Extend the passage on machine learning in chip design, picking up right after its final sentence.

▶ _Excerpted passage_
□ □ □ □
In recent weeks, the three largest EDA vendors have made sweeping announcements about incorporating ML into their tools at their respective user events, and the entire chip industry is heading in a similar direction. Machine learning is a natural fit for chip design. It teaches a machine how to perform a specific task based upon pattern recognition, and results are typically very accurate.

This stands in contrast to the broader AI, which despite widespread confusion because these terms are often used interchangeably, allows a machine to operate more independently. Full AI requires much more data for training, and results generally are delivered as probabilities. The more data — and the more relevant that data — the better the accuracy, which is why much of the training for AI in smart phones and automobiles is done in hyperscale data centers.

The amount of data used in chip design is comparatively small, and the problems are extremely complex and often design-specific. So while EDA vendors continue to experiment with AI for a variety of uses, the initial implementation centers around a subset called reinforcement learning. That, along with supervised and unsupervised learning, are the three primary machine learning approaches. Reinforcement learning essentially rewards behavior on a sliding scale, with the highest reward for optimal behavior, and it dynamically adjusts that behavior based on continuous feedback.
□ □ □ □
▶ _Data provided_
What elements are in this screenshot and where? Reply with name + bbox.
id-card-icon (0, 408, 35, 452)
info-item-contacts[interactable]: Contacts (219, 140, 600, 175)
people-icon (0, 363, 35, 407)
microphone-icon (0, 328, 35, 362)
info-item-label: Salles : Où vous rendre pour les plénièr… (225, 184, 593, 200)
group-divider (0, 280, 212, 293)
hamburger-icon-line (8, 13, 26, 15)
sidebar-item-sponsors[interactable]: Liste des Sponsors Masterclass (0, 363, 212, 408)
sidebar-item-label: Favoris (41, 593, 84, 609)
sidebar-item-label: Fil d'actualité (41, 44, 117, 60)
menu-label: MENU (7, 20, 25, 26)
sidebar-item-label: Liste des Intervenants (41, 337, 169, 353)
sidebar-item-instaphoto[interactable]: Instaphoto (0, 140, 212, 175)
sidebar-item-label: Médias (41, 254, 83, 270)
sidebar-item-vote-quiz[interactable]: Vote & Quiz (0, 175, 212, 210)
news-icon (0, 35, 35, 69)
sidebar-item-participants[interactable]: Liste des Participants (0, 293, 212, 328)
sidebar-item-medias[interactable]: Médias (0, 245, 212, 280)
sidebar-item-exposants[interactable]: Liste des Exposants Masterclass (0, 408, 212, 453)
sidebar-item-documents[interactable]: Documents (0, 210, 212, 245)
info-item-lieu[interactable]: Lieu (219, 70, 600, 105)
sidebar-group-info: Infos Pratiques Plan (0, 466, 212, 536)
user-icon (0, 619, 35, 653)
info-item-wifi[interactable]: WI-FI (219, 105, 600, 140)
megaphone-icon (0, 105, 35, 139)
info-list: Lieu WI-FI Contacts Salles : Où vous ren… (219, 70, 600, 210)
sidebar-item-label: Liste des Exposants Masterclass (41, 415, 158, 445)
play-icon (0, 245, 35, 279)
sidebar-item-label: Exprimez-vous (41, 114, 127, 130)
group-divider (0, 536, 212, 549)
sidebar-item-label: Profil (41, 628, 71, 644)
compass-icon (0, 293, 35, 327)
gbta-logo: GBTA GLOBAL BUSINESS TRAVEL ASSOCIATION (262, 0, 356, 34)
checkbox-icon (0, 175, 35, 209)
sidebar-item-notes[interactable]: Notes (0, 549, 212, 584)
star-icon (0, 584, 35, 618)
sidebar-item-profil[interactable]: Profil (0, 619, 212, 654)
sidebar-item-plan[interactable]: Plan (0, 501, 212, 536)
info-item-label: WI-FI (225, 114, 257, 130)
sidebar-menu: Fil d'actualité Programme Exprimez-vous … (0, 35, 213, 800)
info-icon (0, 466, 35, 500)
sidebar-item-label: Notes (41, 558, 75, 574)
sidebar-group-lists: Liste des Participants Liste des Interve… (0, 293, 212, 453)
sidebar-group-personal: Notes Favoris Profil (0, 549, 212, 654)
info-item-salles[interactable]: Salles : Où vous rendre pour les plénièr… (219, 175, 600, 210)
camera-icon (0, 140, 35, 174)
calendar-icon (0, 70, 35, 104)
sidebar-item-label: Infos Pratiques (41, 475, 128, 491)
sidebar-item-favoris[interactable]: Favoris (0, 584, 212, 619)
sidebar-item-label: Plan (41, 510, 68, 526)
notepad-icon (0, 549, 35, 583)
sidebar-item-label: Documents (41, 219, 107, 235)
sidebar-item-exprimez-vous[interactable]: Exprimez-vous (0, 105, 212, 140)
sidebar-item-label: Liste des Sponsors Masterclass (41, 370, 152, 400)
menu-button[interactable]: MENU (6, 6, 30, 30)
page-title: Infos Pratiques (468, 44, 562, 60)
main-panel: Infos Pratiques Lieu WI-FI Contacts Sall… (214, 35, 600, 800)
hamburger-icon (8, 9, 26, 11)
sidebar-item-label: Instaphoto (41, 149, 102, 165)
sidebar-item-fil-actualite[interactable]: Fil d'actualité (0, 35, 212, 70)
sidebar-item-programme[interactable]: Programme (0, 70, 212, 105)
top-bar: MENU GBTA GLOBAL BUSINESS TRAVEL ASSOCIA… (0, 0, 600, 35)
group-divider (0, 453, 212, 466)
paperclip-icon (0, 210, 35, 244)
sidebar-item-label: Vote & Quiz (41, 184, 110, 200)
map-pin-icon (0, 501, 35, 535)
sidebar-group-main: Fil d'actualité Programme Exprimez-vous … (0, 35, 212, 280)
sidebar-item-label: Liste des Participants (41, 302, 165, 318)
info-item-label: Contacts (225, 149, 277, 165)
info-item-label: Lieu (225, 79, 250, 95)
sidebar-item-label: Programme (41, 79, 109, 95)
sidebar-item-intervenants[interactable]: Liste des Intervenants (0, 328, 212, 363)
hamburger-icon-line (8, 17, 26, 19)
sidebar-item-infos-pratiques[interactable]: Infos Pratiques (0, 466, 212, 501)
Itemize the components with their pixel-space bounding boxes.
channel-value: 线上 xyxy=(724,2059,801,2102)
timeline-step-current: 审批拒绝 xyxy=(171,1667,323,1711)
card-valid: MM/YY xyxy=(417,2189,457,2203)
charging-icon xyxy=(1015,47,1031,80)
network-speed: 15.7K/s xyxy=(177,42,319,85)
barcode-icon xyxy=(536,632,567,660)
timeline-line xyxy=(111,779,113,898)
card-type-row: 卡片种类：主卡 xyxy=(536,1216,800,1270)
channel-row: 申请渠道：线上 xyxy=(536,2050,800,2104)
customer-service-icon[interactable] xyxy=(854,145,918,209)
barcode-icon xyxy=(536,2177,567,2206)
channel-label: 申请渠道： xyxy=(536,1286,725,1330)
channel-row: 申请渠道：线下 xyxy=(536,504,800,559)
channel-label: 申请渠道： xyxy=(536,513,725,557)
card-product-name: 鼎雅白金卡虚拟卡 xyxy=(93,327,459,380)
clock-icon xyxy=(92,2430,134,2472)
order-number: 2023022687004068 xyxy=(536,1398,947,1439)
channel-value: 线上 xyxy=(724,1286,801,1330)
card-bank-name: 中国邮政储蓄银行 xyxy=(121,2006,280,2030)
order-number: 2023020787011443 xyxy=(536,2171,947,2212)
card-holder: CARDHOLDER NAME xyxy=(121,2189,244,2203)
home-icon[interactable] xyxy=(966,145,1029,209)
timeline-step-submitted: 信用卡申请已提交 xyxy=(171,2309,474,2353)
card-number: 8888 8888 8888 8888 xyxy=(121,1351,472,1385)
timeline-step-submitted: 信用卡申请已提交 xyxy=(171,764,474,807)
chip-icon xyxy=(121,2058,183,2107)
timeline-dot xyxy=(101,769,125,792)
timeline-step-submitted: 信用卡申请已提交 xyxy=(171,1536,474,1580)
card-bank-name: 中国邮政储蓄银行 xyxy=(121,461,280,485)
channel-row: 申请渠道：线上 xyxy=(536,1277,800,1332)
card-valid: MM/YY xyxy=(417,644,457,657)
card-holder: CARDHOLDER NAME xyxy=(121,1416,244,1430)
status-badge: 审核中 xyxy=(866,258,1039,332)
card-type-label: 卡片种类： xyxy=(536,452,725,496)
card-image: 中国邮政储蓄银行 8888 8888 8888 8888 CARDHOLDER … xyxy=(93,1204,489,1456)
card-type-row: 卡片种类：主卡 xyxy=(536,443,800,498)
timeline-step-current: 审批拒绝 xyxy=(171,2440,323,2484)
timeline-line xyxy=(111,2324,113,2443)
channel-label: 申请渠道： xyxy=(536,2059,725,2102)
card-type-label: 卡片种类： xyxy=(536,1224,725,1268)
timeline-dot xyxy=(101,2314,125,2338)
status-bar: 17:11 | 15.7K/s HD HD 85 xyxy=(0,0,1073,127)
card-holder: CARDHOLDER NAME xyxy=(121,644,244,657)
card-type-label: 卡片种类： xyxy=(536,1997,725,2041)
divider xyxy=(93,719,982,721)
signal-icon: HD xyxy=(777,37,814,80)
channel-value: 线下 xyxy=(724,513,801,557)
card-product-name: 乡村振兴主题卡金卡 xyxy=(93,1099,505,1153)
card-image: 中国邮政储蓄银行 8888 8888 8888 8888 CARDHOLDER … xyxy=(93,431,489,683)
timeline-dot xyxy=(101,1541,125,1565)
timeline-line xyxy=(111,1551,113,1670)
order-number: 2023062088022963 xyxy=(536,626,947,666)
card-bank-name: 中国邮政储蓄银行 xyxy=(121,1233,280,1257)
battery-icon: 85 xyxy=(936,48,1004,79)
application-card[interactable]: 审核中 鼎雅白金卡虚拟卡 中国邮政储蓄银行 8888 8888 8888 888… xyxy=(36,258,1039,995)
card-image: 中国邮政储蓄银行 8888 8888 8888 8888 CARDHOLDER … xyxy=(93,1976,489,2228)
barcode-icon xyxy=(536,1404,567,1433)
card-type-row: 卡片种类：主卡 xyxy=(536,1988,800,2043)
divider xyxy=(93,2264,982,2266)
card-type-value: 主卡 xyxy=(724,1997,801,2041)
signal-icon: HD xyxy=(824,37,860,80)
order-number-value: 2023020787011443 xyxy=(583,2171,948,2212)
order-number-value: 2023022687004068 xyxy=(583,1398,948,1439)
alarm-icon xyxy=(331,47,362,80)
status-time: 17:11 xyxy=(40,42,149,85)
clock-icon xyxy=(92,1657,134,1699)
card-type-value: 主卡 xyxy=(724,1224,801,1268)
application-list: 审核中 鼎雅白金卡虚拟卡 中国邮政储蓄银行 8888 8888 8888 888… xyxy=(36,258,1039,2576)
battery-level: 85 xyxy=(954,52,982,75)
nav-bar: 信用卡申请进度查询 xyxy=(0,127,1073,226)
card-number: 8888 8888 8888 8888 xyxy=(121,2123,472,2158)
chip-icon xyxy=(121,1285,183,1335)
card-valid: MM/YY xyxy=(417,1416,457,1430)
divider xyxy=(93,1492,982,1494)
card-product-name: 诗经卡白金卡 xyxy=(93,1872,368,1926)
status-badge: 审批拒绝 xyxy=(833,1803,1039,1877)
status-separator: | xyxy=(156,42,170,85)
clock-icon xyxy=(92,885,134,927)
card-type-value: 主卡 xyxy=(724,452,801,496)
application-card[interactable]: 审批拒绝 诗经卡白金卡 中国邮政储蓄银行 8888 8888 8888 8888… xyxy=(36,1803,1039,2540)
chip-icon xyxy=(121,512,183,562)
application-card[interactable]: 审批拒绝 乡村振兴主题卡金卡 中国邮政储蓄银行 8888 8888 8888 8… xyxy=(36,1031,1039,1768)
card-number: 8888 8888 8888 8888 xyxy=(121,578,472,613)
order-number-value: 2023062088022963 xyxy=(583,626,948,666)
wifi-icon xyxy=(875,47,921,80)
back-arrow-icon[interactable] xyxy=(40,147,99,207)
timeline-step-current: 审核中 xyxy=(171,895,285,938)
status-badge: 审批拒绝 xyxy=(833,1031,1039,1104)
□ □ □ □
▶ _Exercise output_
“Think about a chip’s physical design and the tests you do on that,” said Joseph Sawicki, executive vice president for IC EDA at Siemens Digital Industries Software. “There are literally billions and billions of patterns, and you can correlate those patterns to where they lie upon certain net segments and whatnot. Then you get test data that tells you, ‘This design failed.’ I run some extra vectors and get a bunch of different fail logs, all of which tell me that in certain cones of logic I have a failure. So now I’ve got a massive circuit design and these cones of logic, and I can take a look at a neural network that can be trained to show that, given this physical design, it looks like that cone of logic is bad and my failures are likely to be in this area. Then I can do correlation of that with the physical patterns, and get a failure. In one case, we told a customer, ‘Your Via 5 tungsten deposition that’s happening in this one fab on this one line is what’s bad. And sure enough, it was out of spec.”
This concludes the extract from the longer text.